>> BEGIN

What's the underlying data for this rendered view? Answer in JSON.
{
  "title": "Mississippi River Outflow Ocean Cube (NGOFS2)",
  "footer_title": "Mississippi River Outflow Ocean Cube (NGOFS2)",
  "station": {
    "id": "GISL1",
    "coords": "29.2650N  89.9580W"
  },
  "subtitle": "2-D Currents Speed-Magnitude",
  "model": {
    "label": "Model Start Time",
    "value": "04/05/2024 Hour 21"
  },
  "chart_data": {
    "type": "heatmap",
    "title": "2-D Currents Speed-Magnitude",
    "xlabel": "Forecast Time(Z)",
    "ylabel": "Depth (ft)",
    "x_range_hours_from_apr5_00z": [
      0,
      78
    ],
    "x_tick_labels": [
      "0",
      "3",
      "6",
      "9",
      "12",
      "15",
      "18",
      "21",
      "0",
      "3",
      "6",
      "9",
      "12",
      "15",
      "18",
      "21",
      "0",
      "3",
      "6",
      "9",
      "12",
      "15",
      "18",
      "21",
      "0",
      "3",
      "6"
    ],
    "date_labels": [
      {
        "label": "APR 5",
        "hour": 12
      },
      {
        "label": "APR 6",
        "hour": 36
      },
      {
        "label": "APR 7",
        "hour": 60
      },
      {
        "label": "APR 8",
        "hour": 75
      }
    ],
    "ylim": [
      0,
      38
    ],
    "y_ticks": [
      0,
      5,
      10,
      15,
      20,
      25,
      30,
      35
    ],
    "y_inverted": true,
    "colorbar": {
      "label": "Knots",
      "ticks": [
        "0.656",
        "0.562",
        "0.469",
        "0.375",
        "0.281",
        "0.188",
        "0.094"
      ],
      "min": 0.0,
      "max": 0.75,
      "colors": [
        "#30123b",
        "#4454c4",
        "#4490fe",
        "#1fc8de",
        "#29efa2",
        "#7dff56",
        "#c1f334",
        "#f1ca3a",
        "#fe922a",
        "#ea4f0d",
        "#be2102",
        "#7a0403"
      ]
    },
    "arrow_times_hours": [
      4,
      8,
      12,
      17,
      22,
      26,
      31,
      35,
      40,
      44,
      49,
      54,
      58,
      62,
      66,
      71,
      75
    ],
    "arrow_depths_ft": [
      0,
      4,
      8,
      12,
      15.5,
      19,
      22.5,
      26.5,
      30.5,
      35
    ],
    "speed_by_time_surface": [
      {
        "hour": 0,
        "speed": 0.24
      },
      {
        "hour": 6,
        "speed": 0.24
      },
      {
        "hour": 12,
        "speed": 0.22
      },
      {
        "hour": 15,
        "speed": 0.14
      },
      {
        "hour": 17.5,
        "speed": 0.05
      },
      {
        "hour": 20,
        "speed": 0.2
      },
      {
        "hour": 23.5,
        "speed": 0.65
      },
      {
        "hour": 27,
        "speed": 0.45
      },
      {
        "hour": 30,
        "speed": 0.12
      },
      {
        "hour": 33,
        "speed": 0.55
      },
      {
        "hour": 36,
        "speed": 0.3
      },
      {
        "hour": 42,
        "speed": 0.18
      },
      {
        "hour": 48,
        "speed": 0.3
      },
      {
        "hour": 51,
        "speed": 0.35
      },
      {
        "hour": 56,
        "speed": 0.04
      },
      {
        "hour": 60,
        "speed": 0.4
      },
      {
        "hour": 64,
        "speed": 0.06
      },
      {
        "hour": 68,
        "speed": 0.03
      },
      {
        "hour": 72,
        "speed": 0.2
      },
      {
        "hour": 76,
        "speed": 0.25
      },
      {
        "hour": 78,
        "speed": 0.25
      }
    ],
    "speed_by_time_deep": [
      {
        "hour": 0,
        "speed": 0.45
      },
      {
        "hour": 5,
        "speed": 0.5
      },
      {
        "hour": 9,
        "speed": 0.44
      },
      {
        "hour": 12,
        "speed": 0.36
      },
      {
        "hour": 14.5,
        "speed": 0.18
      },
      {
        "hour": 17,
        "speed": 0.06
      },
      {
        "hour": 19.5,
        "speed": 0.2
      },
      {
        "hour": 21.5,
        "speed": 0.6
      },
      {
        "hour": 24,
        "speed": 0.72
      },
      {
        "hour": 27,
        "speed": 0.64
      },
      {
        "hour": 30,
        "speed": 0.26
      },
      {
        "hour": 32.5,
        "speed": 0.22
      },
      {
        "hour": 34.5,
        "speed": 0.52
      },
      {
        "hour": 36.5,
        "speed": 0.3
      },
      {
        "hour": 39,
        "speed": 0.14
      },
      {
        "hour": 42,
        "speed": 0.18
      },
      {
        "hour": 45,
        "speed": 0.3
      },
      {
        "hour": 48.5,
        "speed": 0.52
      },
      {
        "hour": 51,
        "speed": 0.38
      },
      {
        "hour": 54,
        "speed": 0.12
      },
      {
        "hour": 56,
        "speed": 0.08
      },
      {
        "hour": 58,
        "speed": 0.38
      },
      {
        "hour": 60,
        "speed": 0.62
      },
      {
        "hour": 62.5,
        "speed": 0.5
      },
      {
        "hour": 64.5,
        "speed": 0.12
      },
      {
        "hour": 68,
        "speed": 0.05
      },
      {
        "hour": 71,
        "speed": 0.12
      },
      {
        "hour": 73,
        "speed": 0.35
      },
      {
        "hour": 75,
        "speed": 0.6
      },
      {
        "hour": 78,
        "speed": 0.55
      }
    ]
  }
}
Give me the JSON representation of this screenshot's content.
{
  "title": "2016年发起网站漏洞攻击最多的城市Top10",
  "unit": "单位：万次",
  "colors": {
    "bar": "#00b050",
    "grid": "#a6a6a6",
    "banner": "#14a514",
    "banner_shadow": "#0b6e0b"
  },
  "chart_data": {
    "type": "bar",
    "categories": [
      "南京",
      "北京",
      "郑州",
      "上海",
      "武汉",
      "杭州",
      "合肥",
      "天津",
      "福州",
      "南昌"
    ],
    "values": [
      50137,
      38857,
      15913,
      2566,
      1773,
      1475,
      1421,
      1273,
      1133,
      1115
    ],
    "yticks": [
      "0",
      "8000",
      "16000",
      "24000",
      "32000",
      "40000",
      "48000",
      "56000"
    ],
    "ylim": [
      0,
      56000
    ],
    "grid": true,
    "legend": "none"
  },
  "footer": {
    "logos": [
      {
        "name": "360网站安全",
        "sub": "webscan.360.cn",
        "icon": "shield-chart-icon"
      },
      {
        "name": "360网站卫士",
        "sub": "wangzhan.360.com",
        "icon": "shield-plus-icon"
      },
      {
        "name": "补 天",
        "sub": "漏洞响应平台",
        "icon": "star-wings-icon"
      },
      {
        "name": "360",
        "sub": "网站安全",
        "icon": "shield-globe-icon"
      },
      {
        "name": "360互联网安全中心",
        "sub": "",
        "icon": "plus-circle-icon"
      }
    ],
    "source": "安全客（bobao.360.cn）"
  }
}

>> END

- WHAT IS BEING ASKED
Every entry above should be retyped exactly as shown.

- ANSWER TO THE EXERCISE
What's the underlying data for this rendered view? Answer in JSON.
{
  "title": "Mississippi River Outflow Ocean Cube (NGOFS2)",
  "footer_title": "Mississippi River Outflow Ocean Cube (NGOFS2)",
  "station": {
    "id": "GISL1",
    "coords": "29.2650N  89.9580W"
  },
  "subtitle": "2-D Currents Speed-Magnitude",
  "model": {
    "label": "Model Start Time",
    "value": "04/05/2024 Hour 21"
  },
  "chart_data": {
    "type": "heatmap",
    "title": "2-D Currents Speed-Magnitude",
    "xlabel": "Forecast Time(Z)",
    "ylabel": "Depth (ft)",
    "x_range_hours_from_apr5_00z": [
      0,
      78
    ],
    "x_tick_labels": [
      "0",
      "3",
      "6",
      "9",
      "12",
      "15",
      "18",
      "21",
      "0",
      "3",
      "6",
      "9",
      "12",
      "15",
      "18",
      "21",
      "0",
      "3",
      "6",
      "9",
      "12",
      "15",
      "18",
      "21",
      "0",
      "3",
      "6"
    ],
    "date_labels": [
      {
        "label": "APR 5",
        "hour": 12
      },
      {
        "label": "APR 6",
        "hour": 36
      },
      {
        "label": "APR 7",
        "hour": 60
      },
      {
        "label": "APR 8",
        "hour": 75
      }
    ],
    "ylim": [
      0,
      38
    ],
    "y_ticks": [
      0,
      5,
      10,
      15,
      20,
      25,
      30,
      35
    ],
    "y_inverted": true,
    "colorbar": {
      "label": "Knots",
      "ticks": [
        "0.656",
        "0.562",
        "0.469",
        "0.375",
        "0.281",
        "0.188",
        "0.094"
      ],
      "min": 0.0,
      "max": 0.75,
      "colors": [
        "#30123b",
        "#4454c4",
        "#4490fe",
        "#1fc8de",
        "#29efa2",
        "#7dff56",
        "#c1f334",
        "#f1ca3a",
        "#fe922a",
        "#ea4f0d",
        "#be2102",
        "#7a0403"
      ]
    },
    "arrow_times_hours": [
      4,
      8,
      12,
      17,
      22,
      26,
      31,
      35,
      40,
      44,
      49,
      54,
      58,
      62,
      66,
      71,
      75
    ],
    "arrow_depths_ft": [
      0,
      4,
      8,
      12,
      15.5,
      19,
      22.5,
      26.5,
      30.5,
      35
    ],
    "speed_by_time_surface": [
      {
        "hour": 0,
        "speed": 0.24
      },
      {
        "hour": 6,
        "speed": 0.24
      },
      {
        "hour": 12,
        "speed": 0.22
      },
      {
        "hour": 15,
        "speed": 0.14
      },
      {
        "hour": 17.5,
        "speed": 0.05
      },
      {
        "hour": 20,
        "speed": 0.2
      },
      {
        "hour": 23.5,
        "speed": 0.65
      },
      {
        "hour": 27,
        "speed": 0.45
      },
      {
        "hour": 30,
        "speed": 0.12
      },
      {
        "hour": 33,
        "speed": 0.55
      },
      {
        "hour": 36,
        "speed": 0.3
      },
      {
        "hour": 42,
        "speed": 0.18
      },
      {
        "hour": 48,
        "speed": 0.3
      },
      {
        "hour": 51,
        "speed": 0.35
      },
      {
        "hour": 56,
        "speed": 0.04
      },
      {
        "hour": 60,
        "speed": 0.4
      },
      {
        "hour": 64,
        "speed": 0.06
      },
      {
        "hour": 68,
        "speed": 0.03
      },
      {
        "hour": 72,
        "speed": 0.2
      },
      {
        "hour": 76,
        "speed": 0.25
      },
      {
        "hour": 78,
        "speed": 0.25
      }
    ],
    "speed_by_time_deep": [
      {
        "hour": 0,
        "speed": 0.45
      },
      {
        "hour": 5,
        "speed": 0.5
      },
      {
        "hour": 9,
        "speed": 0.44
      },
      {
        "hour": 12,
        "speed": 0.36
      },
      {
        "hour": 14.5,
        "speed": 0.18
      },
      {
        "hour": 17,
        "speed": 0.06
      },
      {
        "hour": 19.5,
        "speed": 0.2
      },
      {
        "hour": 21.5,
        "speed": 0.6
      },
      {
        "hour": 24,
        "speed": 0.72
      },
      {
        "hour": 27,
        "speed": 0.64
      },
      {
        "hour": 30,
        "speed": 0.26
      },
      {
        "hour": 32.5,
        "speed": 0.22
      },
      {
        "hour": 34.5,
        "speed": 0.52
      },
      {
        "hour": 36.5,
        "speed": 0.3
      },
      {
        "hour": 39,
        "speed": 0.14
      },
      {
        "hour": 42,
        "speed": 0.18
      },
      {
        "hour": 45,
        "speed": 0.3
      },
      {
        "hour": 48.5,
        "speed": 0.52
      },
      {
        "hour": 51,
        "speed": 0.38
      },
      {
        "hour": 54,
        "speed": 0.12
      },
      {
        "hour": 56,
        "speed": 0.08
      },
      {
        "hour": 58,
        "speed": 0.38
      },
      {
        "hour": 60,
        "speed": 0.62
      },
      {
        "hour": 62.5,
        "speed": 0.5
      },
      {
        "hour": 64.5,
        "speed": 0.12
      },
      {
        "hour": 68,
        "speed": 0.05
      },
      {
        "hour": 71,
        "speed": 0.12
      },
      {
        "hour": 73,
        "speed": 0.35
      },
      {
        "hour": 75,
        "speed": 0.6
      },
      {
        "hour": 78,
        "speed": 0.55
      }
    ]
  }
}
Give me the JSON representation of this screenshot's content.
{
  "title": "2016年发起网站漏洞攻击最多的城市Top10",
  "unit": "单位：万次",
  "colors": {
    "bar": "#00b050",
    "grid": "#a6a6a6",
    "banner": "#14a514",
    "banner_shadow": "#0b6e0b"
  },
  "chart_data": {
    "type": "bar",
    "categories": [
      "南京",
      "北京",
      "郑州",
      "上海",
      "武汉",
      "杭州",
      "合肥",
      "天津",
      "福州",
      "南昌"
    ],
    "values": [
      50137,
      38857,
      15913,
      2566,
      1773,
      1475,
      1421,
      1273,
      1133,
      1115
    ],
    "yticks": [
      "0",
      "8000",
      "16000",
      "24000",
      "32000",
      "40000",
      "48000",
      "56000"
    ],
    "ylim": [
      0,
      56000
    ],
    "grid": true,
    "legend": "none"
  },
  "footer": {
    "logos": [
      {
        "name": "360网站安全",
        "sub": "webscan.360.cn",
        "icon": "shield-chart-icon"
      },
      {
        "name": "360网站卫士",
        "sub": "wangzhan.360.com",
        "icon": "shield-plus-icon"
      },
      {
        "name": "补 天",
        "sub": "漏洞响应平台",
        "icon": "star-wings-icon"
      },
      {
        "name": "360",
        "sub": "网站安全",
        "icon": "shield-globe-icon"
      },
      {
        "name": "360互联网安全中心",
        "sub": "",
        "icon": "plus-circle-icon"
      }
    ],
    "source": "安全客（bobao.360.cn）"
  }
}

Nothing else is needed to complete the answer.